● SET EXERCISE: All the data should be repeated exactly. Any image in it is left out.

Items listed in a dataset

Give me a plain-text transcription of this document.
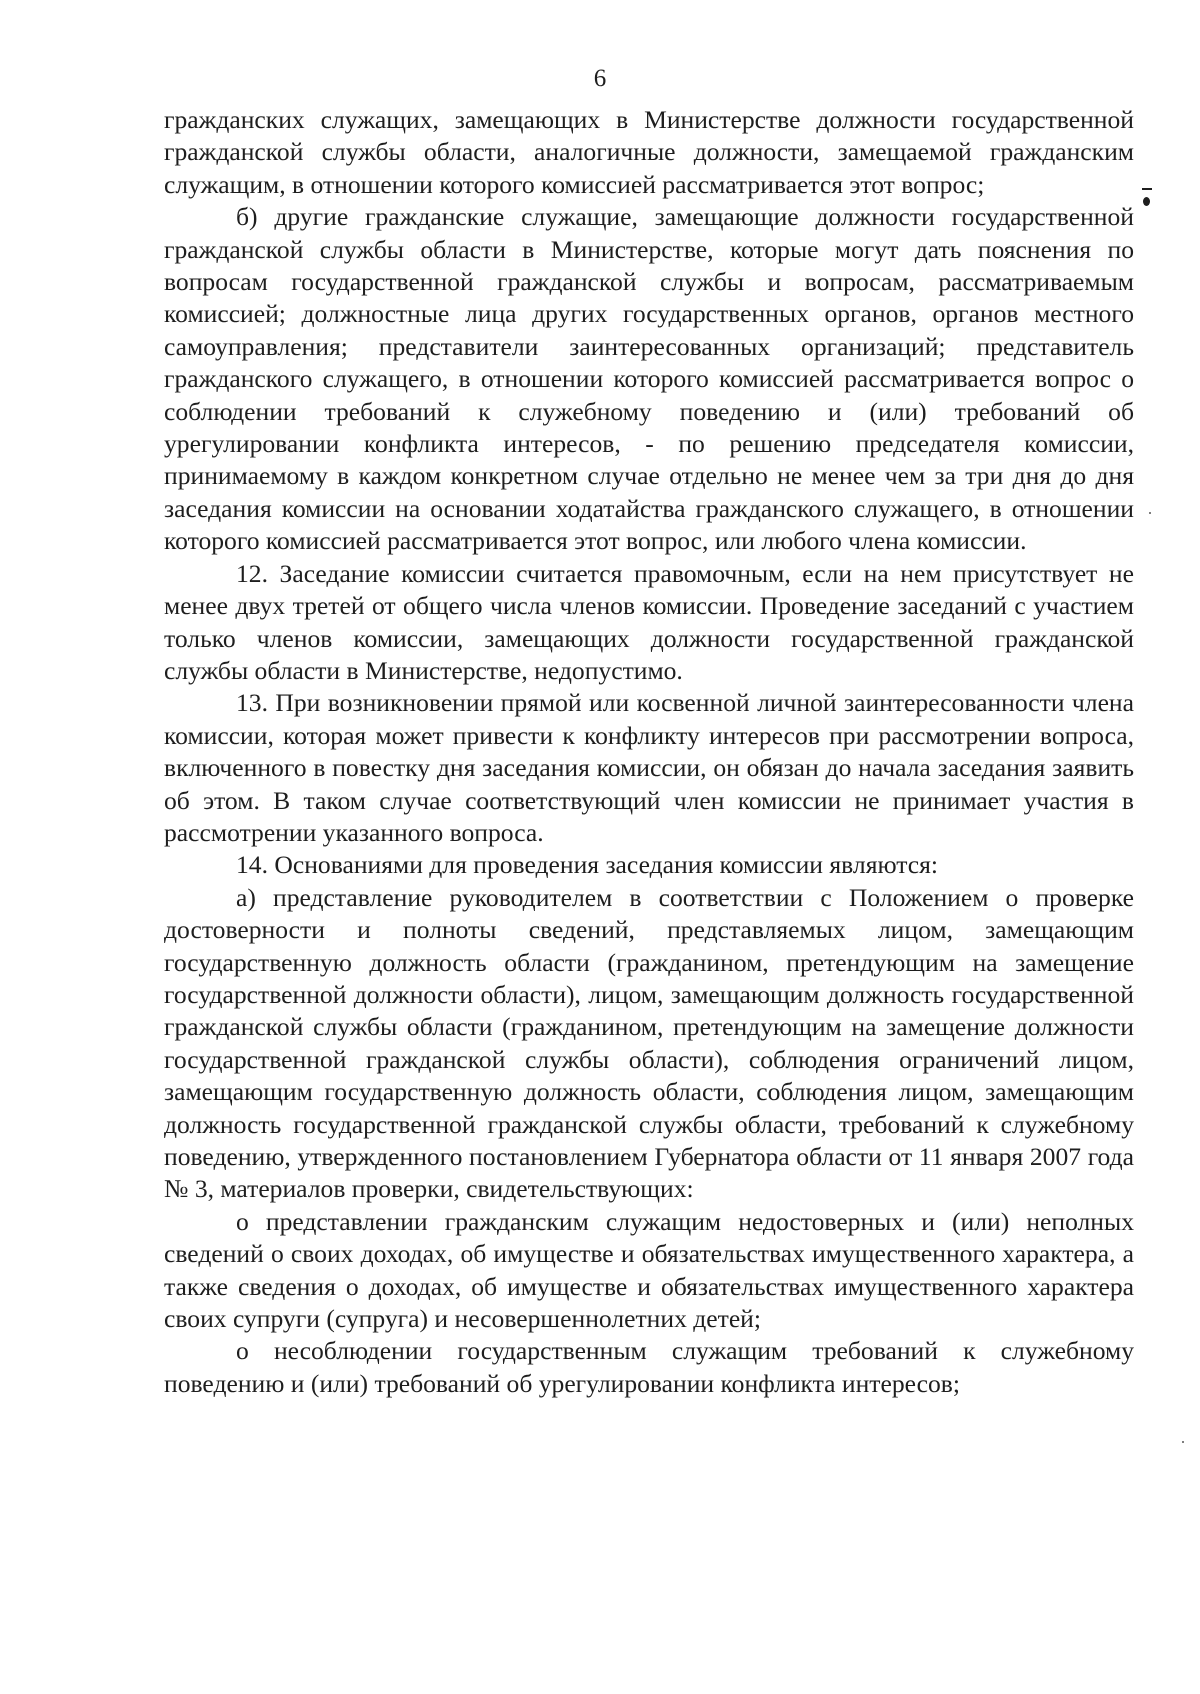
6

гражданских служащих, замещающих в Министерстве должности государственной гражданской службы области, аналогичные должности, замещаемой гражданским служащим, в отношении которого комиссией рассматривается этот вопрос;

б) другие гражданские служащие, замещающие должности государственной гражданской службы области в Министерстве, которые могут дать пояснения по вопросам государственной гражданской службы и вопросам, рассматриваемым комиссией; должностные лица других государственных органов, органов местного самоуправления; представители заинтересованных организаций; представитель гражданского служащего, в отношении которого комиссией рассматривается вопрос о соблюдении требований к служебному поведению и (или) требований об урегулировании конфликта интересов, - по решению председателя комиссии, принимаемому в каждом конкретном случае отдельно не менее чем за три дня до дня заседания комиссии на основании ходатайства гражданского служащего, в отношении которого комиссией рассматривается этот вопрос, или любого члена комиссии.

12. Заседание комиссии считается правомочным, если на нем присутствует не менее двух третей от общего числа членов комиссии. Проведение заседаний с участием только членов комиссии, замещающих должности государственной гражданской службы области в Министерстве, недопустимо.

13. При возникновении прямой или косвенной личной заинтересованности члена комиссии, которая может привести к конфликту интересов при рассмотрении вопроса, включенного в повестку дня заседания комиссии, он обязан до начала заседания заявить об этом. В таком случае соответствующий член комиссии не принимает участия в рассмотрении указанного вопроса.

14. Основаниями для проведения заседания комиссии являются:

а) представление руководителем в соответствии с Положением о проверке достоверности и полноты сведений, представляемых лицом, замещающим государственную должность области (гражданином, претендующим на замещение государственной должности области), лицом, замещающим должность государственной гражданской службы области (гражданином, претендующим на замещение должности государственной гражданской службы области), соблюдения ограничений лицом, замещающим государственную должность области, соблюдения лицом, замещающим должность государственной гражданской службы области, требований к служебному поведению, утвержденного постановлением Губернатора области от 11 января 2007 года № 3, материалов проверки, свидетельствующих:

о представлении гражданским служащим недостоверных и (или) неполных сведений о своих доходах, об имуществе и обязательствах имущественного характера, а также сведения о доходах, об имуществе и обязательствах имущественного характера своих супруги (супруга) и несовершеннолетних детей;

о несоблюдении государственным служащим требований к служебному поведению и (или) требований об урегулировании конфликта интересов;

● RESPONSE TO THE EXERCISE:
Give me a plain-text transcription of this document.
6

гражданских служащих, замещающих в Министерстве должности государственной гражданской службы области, аналогичные должности, замещаемой гражданским служащим, в отношении которого комиссией рассматривается этот вопрос;

б) другие гражданские служащие, замещающие должности государственной гражданской службы области в Министерстве, которые могут дать пояснения по вопросам государственной гражданской службы и вопросам, рассматриваемым комиссией; должностные лица других государственных органов, органов местного самоуправления; представители заинтересованных организаций; представитель гражданского служащего, в отношении которого комиссией рассматривается вопрос о соблюдении требований к служебному поведению и (или) требований об урегулировании конфликта интересов, - по решению председателя комиссии, принимаемому в каждом конкретном случае отдельно не менее чем за три дня до дня заседания комиссии на основании ходатайства гражданского служащего, в отношении которого комиссией рассматривается этот вопрос, или любого члена комиссии.

12. Заседание комиссии считается правомочным, если на нем присутствует не менее двух третей от общего числа членов комиссии. Проведение заседаний с участием только членов комиссии, замещающих должности государственной гражданской службы области в Министерстве, недопустимо.

13. При возникновении прямой или косвенной личной заинтересованности члена комиссии, которая может привести к конфликту интересов при рассмотрении вопроса, включенного в повестку дня заседания комиссии, он обязан до начала заседания заявить об этом. В таком случае соответствующий член комиссии не принимает участия в рассмотрении указанного вопроса.

14. Основаниями для проведения заседания комиссии являются:

а) представление руководителем в соответствии с Положением о проверке достоверности и полноты сведений, представляемых лицом, замещающим государственную должность области (гражданином, претендующим на замещение государственной должности области), лицом, замещающим должность государственной гражданской службы области (гражданином, претендующим на замещение должности государственной гражданской службы области), соблюдения ограничений лицом, замещающим государственную должность области, соблюдения лицом, замещающим должность государственной гражданской службы области, требований к служебному поведению, утвержденного постановлением Губернатора области от 11 января 2007 года № 3, материалов проверки, свидетельствующих:

о представлении гражданским служащим недостоверных и (или) неполных сведений о своих доходах, об имуществе и обязательствах имущественного характера, а также сведения о доходах, об имуществе и обязательствах имущественного характера своих супруги (супруга) и несовершеннолетних детей;

о несоблюдении государственным служащим требований к служебному поведению и (или) требований об урегулировании конфликта интересов;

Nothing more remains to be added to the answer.